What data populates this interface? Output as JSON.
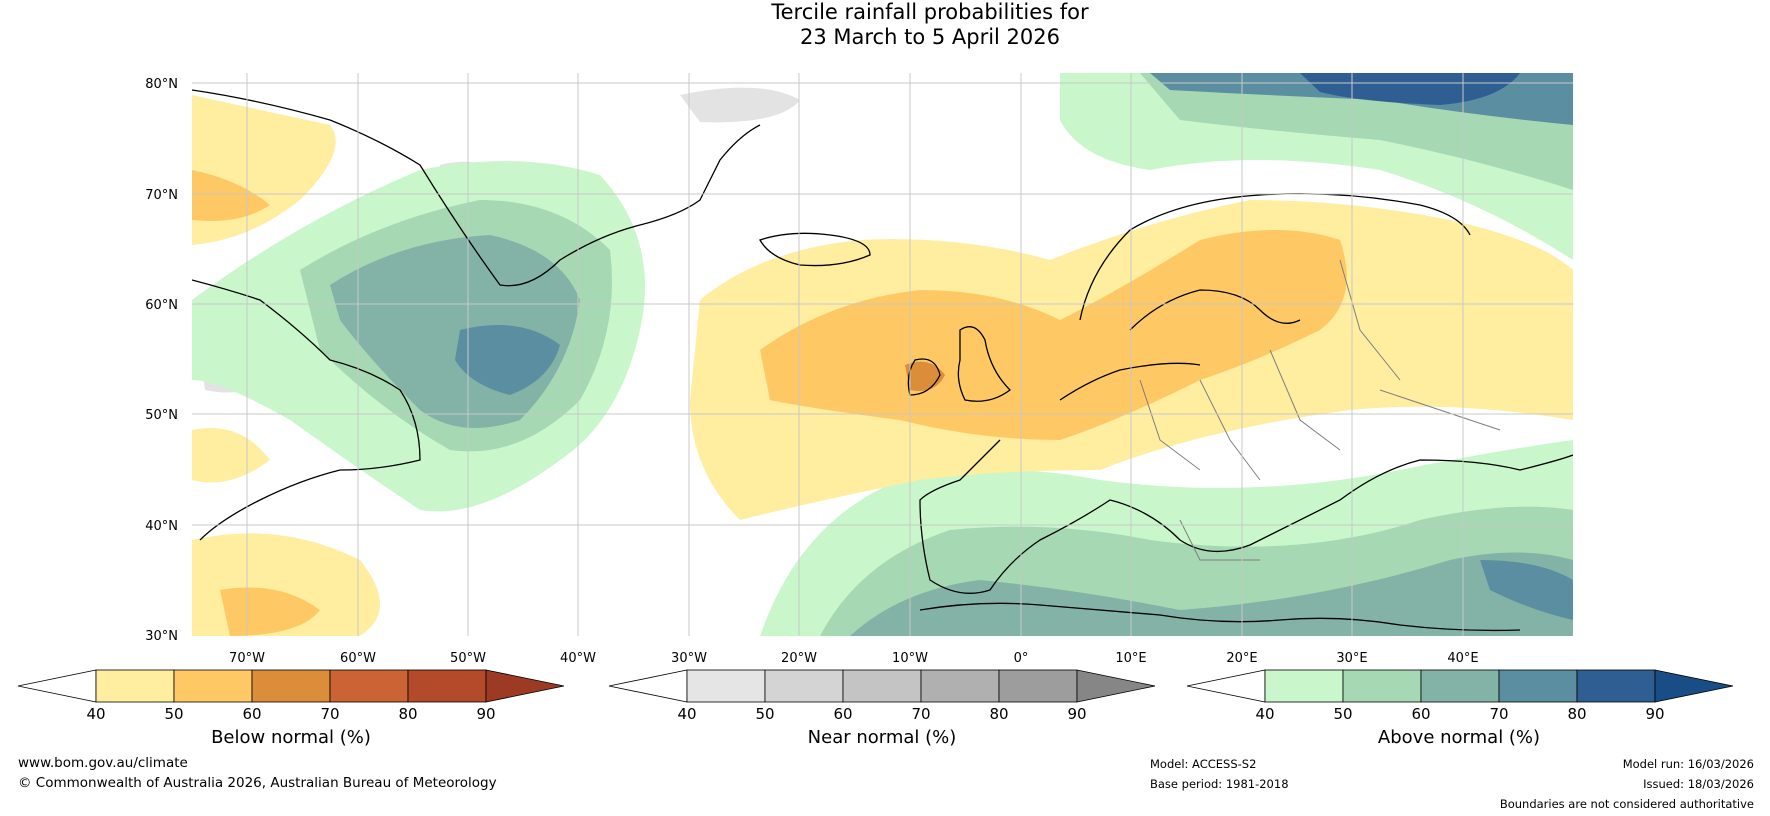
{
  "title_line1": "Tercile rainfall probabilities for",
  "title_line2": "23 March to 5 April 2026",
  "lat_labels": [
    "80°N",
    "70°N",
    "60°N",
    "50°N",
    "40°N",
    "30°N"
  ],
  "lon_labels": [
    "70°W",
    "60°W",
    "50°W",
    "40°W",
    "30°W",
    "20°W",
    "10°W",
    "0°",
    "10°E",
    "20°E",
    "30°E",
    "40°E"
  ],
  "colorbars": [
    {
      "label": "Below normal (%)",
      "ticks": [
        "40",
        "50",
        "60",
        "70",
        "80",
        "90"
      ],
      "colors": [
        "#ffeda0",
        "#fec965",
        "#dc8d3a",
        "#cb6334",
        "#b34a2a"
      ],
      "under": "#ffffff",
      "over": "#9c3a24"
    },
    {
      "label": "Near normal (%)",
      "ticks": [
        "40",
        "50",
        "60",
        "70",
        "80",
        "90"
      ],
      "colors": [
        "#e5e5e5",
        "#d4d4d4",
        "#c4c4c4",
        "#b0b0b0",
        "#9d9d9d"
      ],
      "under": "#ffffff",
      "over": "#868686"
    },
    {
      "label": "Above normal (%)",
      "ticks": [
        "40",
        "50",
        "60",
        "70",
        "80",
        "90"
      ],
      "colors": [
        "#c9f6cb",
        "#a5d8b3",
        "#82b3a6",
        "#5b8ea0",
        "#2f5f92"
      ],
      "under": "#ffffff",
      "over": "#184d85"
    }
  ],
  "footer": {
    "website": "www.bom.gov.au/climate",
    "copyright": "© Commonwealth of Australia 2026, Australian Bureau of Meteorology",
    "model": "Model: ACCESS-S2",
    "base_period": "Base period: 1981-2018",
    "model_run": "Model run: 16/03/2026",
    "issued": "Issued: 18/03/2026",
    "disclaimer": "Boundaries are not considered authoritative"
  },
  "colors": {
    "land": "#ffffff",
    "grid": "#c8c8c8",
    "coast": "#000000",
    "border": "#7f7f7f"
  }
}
::::::
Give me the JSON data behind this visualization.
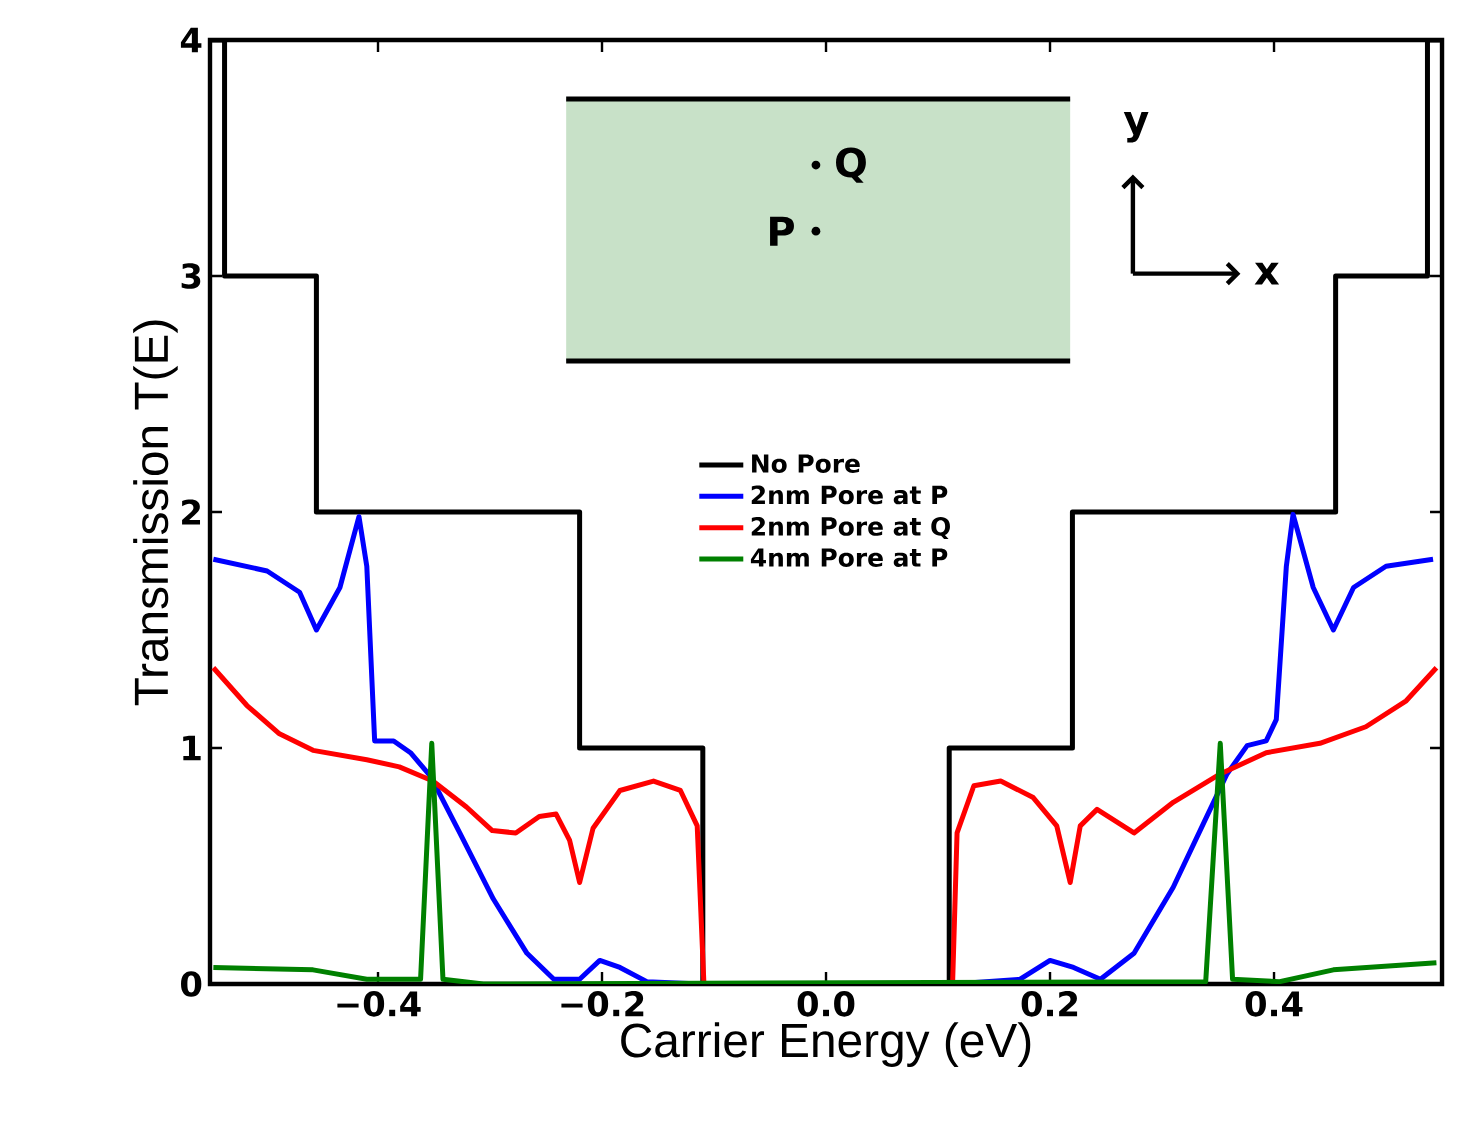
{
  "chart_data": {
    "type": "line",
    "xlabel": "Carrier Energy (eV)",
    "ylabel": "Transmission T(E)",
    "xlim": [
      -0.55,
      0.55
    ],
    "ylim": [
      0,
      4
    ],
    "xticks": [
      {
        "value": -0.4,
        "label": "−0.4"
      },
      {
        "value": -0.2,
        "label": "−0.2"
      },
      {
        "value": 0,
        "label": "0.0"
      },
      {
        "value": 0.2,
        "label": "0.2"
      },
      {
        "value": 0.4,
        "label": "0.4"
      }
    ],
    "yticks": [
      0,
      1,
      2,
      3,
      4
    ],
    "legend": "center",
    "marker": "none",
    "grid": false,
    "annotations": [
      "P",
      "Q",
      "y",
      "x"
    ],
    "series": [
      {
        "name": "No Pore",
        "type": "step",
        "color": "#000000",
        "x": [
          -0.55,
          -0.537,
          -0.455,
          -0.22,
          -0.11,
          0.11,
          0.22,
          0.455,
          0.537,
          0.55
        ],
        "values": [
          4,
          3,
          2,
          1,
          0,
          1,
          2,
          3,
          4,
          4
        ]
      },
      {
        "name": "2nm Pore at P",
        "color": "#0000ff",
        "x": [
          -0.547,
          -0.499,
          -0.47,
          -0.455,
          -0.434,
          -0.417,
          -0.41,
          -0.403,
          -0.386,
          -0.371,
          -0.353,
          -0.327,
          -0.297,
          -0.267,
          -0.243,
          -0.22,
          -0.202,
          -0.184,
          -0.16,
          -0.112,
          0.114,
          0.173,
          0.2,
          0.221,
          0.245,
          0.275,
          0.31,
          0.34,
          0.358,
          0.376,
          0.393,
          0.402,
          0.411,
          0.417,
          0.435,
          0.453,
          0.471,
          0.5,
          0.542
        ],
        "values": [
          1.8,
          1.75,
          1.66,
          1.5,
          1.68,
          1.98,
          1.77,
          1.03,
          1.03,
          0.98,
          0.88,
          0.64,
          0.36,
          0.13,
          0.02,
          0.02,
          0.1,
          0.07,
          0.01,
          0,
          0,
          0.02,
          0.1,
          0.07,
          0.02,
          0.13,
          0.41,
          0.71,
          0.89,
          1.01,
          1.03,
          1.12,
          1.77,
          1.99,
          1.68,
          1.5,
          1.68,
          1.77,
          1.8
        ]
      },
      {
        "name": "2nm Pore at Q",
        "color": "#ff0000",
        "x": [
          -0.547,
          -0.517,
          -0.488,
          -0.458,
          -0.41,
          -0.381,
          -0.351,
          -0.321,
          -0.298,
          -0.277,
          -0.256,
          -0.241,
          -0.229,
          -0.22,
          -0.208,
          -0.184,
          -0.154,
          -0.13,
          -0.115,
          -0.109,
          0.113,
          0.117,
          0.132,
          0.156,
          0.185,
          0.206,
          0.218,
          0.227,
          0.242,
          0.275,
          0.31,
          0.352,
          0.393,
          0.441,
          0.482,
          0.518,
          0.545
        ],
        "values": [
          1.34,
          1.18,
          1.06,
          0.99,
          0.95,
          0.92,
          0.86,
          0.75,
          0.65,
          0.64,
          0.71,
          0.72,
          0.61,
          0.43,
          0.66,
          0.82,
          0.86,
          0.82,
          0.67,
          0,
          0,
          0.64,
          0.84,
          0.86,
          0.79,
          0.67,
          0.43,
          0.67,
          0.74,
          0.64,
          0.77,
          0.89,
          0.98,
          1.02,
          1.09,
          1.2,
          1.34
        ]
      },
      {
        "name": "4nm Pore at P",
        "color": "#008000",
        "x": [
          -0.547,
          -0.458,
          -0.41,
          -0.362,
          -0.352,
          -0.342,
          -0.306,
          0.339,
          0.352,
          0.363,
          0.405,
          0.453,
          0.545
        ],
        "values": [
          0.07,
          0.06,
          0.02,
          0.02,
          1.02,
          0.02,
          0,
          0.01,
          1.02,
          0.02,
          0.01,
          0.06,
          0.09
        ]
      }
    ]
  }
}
::::::
PROBLEM DETAILS: Copy, from the material above, each line in which the string "this" occurs.

ANSWER:
What data populates this interface? Output as JSON.
Give me the JSON data behind this visualization.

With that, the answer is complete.